EXCERPT:

[REBOL] Re: possible data format ... Re: Re: dbms3.r 01
From: joel:neely:fedex at: 15-Jan-2002 9:37
HI, Rod,
Nice summaries!
Rod Gaither wrote:
> This would be nice but I'm not sure it is reasonable for records
> with a large text block. One of the things I'd like to avoid is
> imposing limits on record size so something like a webpage could
> be a record if desired.
>
I think the underlying issue is which data types (in the generic
sense of the word) should be supported. Many databases with which
I'm familiar treat "running text" (with large size potential) as a
different type than "character data field" (with some upper limit
on capacity). To avoid dependence on filesystem issues (assuming
we DO want to stay away from entanglement with any specific OS
features/limits) one strategy is to store string data up to a
certain size within the record; above that size, each such value
would be kept in a separate file, with the name of the file as a
string within the original record. Certainly not the fastest
option for some purposes, but it does allow such things as searches
on non-running-text fields (e.g. keys) to be done without the
overhead of reading/skipping the big chunks.
The same approach can be used for BLOb data.
> >
> >- new AND UPDATED AND DELETED records are appended to the end of
> > the file
>
> This is something I have considered as well. Another option would
> be to have a transaction file or files that either contain whole
> record changes or just "individual operations". This audit/log
> could then be applied via a utility to update the main data file
> when desired. Updating the main file would improve the read
> operations and bring the db back into an easy to view form.
>
Perhaps I should have been more explicit. I assumed the existence
of a utility, also alluded to in Petr's post, which would "pack"
the data back to canonical form (one physical record per logical
record). A trivial variation on that utility also allows for
viewing the data without actually rewriting the packed file to disk.
The "append all stuff" strategy essentially puts the log (audit trail)
within the file itself. I believe it's faster to do that with one
file (scanned as needed when un-packed) than with a separate main
and transaction files.

DATASET RECORDS:
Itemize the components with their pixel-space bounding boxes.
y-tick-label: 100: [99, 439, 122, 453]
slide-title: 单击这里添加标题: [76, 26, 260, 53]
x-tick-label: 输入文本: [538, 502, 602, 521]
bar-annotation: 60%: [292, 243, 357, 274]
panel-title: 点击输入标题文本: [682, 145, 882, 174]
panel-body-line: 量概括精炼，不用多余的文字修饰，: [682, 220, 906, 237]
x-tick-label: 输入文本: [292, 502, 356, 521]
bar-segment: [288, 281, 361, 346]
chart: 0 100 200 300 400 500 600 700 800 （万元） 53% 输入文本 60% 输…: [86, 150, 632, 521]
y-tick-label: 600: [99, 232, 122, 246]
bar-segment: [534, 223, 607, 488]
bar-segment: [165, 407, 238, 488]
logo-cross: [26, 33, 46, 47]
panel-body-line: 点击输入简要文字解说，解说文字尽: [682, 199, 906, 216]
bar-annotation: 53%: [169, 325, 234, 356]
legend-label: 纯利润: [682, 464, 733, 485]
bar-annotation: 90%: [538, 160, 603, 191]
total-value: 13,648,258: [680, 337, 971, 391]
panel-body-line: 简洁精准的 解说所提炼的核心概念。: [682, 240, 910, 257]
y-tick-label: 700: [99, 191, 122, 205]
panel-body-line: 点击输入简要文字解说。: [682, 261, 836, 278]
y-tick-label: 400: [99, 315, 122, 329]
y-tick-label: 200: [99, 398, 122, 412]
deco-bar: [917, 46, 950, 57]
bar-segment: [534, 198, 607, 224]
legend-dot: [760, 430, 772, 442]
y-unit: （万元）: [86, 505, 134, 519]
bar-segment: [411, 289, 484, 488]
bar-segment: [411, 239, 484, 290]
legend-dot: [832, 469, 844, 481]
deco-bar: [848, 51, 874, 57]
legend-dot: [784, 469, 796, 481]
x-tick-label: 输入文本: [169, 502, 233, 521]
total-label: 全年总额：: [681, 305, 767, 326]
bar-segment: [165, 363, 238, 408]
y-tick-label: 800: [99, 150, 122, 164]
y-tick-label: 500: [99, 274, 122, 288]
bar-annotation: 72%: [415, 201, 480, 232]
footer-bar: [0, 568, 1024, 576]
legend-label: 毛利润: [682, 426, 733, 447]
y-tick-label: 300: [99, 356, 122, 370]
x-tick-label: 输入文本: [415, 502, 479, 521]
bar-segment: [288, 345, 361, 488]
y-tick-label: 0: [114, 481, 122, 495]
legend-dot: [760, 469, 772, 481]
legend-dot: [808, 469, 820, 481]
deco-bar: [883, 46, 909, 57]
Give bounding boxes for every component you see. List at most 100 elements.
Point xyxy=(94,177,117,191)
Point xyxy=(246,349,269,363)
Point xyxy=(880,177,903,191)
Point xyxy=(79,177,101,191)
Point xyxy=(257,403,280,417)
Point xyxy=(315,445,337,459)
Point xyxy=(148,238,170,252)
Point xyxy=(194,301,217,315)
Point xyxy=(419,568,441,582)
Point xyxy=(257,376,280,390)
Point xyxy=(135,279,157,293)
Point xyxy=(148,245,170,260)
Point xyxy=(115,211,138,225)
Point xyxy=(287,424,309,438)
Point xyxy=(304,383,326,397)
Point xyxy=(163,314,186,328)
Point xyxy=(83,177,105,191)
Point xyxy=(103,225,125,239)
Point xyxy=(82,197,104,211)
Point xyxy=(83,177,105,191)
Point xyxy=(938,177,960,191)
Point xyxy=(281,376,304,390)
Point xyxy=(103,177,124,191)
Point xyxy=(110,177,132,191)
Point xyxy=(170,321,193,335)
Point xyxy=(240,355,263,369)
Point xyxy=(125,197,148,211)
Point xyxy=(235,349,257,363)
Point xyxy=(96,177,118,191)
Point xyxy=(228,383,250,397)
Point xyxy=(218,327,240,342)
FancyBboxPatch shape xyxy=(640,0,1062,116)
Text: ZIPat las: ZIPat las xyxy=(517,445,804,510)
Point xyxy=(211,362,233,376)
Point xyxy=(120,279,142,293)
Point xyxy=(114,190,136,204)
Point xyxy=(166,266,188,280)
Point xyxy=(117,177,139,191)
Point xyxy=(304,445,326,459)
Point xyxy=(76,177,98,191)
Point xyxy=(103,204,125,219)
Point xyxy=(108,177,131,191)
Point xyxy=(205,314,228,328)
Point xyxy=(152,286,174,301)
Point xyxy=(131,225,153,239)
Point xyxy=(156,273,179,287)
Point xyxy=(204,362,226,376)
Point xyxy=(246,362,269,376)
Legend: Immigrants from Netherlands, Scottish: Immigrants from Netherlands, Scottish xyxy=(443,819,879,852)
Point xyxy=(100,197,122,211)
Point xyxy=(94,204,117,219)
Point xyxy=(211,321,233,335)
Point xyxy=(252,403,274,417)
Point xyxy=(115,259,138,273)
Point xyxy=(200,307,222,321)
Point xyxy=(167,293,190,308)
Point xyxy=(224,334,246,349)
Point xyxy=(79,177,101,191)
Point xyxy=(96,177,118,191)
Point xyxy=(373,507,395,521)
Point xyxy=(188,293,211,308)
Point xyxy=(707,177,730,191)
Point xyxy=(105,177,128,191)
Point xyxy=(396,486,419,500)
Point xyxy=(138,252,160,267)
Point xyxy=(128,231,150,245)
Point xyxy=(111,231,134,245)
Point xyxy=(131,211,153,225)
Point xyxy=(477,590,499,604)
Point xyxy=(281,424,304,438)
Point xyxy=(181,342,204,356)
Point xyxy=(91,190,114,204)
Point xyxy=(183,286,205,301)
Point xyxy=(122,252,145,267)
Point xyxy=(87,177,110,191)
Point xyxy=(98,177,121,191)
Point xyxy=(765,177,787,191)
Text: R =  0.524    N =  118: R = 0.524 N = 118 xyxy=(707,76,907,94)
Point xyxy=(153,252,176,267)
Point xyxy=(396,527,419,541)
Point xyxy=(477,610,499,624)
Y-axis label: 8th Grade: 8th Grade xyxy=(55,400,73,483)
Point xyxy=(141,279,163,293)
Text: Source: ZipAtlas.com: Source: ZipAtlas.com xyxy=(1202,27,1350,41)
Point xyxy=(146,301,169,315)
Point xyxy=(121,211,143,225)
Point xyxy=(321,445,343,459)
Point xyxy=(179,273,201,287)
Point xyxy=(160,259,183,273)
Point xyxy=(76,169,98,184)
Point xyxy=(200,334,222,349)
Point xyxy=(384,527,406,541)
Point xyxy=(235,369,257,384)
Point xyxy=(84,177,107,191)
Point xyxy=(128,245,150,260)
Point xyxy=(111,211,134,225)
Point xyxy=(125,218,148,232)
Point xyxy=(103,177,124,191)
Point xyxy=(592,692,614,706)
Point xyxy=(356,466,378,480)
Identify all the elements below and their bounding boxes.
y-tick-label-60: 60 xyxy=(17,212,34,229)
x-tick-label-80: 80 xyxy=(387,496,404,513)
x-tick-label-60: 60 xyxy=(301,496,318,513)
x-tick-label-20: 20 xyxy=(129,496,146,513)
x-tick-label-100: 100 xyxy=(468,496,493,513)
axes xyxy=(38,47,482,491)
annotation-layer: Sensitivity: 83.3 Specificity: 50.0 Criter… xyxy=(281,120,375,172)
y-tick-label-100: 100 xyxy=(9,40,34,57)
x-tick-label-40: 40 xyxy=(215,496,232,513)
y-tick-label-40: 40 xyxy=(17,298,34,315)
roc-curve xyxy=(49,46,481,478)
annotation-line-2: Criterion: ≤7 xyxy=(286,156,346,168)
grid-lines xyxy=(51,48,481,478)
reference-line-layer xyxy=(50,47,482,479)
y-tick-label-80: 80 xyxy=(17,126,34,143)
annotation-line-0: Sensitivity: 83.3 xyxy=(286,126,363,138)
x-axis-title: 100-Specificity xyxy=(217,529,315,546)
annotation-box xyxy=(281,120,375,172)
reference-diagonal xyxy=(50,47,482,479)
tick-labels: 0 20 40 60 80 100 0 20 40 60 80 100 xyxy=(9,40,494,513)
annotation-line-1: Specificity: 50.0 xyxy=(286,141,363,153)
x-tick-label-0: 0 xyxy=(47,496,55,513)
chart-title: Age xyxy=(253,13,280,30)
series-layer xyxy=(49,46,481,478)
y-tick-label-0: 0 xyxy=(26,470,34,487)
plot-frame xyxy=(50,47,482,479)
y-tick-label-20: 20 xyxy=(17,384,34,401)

YOUR INSTRUCTIONS: Change "webpage" to "PDF document" in the passage of the dbms3.r post that opens with the words "[REBOL] Re: possible" and closes with "record if desired.", and give that passage again.

SOLUTION TO THIS EXERCISE:
[REBOL] Re: possible data format ... Re: Re: dbms3.r 01
From: joel:neely:fedex at: 15-Jan-2002 9:37
HI, Rod,
Nice summaries!
Rod Gaither wrote:
> This would be nice but I'm not sure it is reasonable for records
> with a large text block. One of the things I'd like to avoid is
> imposing limits on record size so something like a PDF document could
> be a record if desired.